* [WHAT TO DO]: Find the word "dialogue" in the material below and gather every line that contains it.

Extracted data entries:
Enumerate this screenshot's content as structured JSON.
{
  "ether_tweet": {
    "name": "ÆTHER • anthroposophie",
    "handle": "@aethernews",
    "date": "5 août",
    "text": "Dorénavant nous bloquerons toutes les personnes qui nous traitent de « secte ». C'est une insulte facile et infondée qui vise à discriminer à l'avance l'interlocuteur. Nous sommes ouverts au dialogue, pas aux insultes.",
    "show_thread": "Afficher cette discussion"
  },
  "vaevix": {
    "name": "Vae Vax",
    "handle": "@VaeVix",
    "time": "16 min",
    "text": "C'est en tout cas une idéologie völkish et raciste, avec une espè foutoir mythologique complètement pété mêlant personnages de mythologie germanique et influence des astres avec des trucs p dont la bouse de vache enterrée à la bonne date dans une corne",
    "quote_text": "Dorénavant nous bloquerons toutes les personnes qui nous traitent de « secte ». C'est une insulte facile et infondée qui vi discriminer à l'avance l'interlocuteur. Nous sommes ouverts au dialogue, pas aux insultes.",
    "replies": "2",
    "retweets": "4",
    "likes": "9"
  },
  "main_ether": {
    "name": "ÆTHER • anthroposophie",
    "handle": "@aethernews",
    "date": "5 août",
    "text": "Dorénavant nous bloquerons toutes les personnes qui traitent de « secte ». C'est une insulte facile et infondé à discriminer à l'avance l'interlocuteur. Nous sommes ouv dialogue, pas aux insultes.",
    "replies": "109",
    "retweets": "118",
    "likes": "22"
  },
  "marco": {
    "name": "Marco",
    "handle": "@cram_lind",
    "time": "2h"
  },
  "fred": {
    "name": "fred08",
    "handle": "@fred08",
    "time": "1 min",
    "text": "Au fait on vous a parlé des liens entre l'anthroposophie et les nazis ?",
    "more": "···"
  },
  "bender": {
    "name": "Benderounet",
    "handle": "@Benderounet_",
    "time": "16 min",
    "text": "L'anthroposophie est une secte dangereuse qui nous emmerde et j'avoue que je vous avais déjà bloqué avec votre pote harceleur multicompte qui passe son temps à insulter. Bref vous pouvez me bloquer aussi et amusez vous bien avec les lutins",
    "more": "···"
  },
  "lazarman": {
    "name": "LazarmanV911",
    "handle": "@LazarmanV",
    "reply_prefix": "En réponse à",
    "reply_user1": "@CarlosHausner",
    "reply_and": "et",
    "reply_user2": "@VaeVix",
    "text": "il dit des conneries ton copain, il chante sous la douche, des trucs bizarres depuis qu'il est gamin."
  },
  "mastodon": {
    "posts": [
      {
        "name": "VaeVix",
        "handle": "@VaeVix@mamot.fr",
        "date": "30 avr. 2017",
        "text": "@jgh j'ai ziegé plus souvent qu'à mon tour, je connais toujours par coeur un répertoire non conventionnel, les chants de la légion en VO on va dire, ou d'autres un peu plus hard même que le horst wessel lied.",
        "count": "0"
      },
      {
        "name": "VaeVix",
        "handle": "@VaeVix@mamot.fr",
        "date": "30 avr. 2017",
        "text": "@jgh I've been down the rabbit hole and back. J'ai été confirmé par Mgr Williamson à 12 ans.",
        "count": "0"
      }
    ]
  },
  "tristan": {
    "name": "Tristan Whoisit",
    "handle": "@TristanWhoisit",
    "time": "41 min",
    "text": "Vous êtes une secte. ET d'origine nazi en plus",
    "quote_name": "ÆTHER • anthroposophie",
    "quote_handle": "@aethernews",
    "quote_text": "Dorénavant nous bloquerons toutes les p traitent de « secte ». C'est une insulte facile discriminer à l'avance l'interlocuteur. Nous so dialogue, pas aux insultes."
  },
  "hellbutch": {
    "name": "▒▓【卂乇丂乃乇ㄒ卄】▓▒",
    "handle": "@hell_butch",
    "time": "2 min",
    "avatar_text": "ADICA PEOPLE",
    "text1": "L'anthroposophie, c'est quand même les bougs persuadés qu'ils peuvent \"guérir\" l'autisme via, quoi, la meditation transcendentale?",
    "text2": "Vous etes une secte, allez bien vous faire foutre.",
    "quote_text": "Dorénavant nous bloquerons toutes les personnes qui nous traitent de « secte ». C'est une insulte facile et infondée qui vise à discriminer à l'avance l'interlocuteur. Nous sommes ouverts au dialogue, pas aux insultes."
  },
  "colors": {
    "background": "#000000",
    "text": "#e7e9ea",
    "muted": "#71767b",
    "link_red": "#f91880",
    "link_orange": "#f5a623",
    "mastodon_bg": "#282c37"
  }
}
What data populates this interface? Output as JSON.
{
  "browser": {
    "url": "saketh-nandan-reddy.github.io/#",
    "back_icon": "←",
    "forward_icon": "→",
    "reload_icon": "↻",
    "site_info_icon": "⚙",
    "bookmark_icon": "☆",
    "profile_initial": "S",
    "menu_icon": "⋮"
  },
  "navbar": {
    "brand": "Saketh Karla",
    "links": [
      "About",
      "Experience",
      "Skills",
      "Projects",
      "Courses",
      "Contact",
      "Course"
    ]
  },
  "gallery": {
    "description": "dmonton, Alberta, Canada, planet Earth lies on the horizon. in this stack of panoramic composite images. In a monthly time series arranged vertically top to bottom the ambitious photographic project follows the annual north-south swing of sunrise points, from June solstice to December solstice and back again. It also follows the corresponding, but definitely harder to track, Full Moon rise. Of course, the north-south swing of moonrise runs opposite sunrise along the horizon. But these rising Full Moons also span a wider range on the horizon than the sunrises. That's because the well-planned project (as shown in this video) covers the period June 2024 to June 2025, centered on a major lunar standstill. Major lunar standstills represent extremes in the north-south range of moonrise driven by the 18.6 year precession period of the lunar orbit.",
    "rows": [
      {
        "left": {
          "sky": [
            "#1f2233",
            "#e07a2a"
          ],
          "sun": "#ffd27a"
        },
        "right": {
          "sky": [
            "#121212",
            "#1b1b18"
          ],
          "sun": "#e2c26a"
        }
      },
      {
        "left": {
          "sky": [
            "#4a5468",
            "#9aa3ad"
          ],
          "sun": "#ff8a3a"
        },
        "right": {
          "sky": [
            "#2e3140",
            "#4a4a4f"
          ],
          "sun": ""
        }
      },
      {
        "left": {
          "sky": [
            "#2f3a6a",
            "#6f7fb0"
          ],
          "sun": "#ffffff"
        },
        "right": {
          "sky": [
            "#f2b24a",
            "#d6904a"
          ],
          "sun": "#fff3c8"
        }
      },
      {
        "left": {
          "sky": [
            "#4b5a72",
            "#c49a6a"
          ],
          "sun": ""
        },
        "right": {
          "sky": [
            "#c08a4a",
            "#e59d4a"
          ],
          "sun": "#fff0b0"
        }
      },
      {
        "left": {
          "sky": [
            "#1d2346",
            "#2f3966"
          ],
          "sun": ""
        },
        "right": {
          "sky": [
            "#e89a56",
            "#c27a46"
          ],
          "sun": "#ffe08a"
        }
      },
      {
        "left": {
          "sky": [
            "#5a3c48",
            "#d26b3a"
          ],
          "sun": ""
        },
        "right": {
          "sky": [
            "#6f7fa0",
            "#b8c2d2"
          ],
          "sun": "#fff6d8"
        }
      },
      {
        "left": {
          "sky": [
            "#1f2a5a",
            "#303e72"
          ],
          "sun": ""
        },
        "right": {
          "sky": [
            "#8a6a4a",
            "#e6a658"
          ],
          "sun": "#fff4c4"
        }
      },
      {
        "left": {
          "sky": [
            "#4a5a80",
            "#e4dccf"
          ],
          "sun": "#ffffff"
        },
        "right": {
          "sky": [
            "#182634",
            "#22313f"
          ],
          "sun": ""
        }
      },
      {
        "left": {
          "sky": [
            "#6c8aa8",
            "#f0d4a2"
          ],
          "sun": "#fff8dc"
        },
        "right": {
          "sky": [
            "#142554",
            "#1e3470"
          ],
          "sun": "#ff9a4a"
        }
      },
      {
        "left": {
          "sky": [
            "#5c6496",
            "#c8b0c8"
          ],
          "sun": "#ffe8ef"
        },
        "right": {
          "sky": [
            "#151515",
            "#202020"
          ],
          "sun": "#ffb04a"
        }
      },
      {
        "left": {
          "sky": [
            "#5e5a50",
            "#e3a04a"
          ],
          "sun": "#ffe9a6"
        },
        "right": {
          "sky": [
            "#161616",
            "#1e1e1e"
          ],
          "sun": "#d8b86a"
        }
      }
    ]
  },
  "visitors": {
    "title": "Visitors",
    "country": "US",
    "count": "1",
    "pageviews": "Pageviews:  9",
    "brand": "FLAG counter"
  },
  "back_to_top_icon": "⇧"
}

* [EXERCISE RESULT]:
    "text": "Dorénavant nous bloquerons toutes les personnes qui nous traitent de « secte ». C'est une insulte facile et infondée qui vise à discriminer à l'avance l'interlocuteur. Nous sommes ouverts au dialogue, pas aux insultes.",
    "quote_text": "Dorénavant nous bloquerons toutes les personnes qui nous traitent de « secte ». C'est une insulte facile et infondée qui vi discriminer à l'avance l'interlocuteur. Nous sommes ouverts au dialogue, pas aux insultes.",
    "text": "Dorénavant nous bloquerons toutes les personnes qui traitent de « secte ». C'est une insulte facile et infondé à discriminer à l'avance l'interlocuteur. Nous sommes ouv dialogue, pas aux insultes.",
    "quote_text": "Dorénavant nous bloquerons toutes les p traitent de « secte ». C'est une insulte facile discriminer à l'avance l'interlocuteur. Nous so dialogue, pas aux insultes."
    "quote_text": "Dorénavant nous bloquerons toutes les personnes qui nous traitent de « secte ». C'est une insulte facile et infondée qui vise à discriminer à l'avance l'interlocuteur. Nous sommes ouverts au dialogue, pas aux insultes."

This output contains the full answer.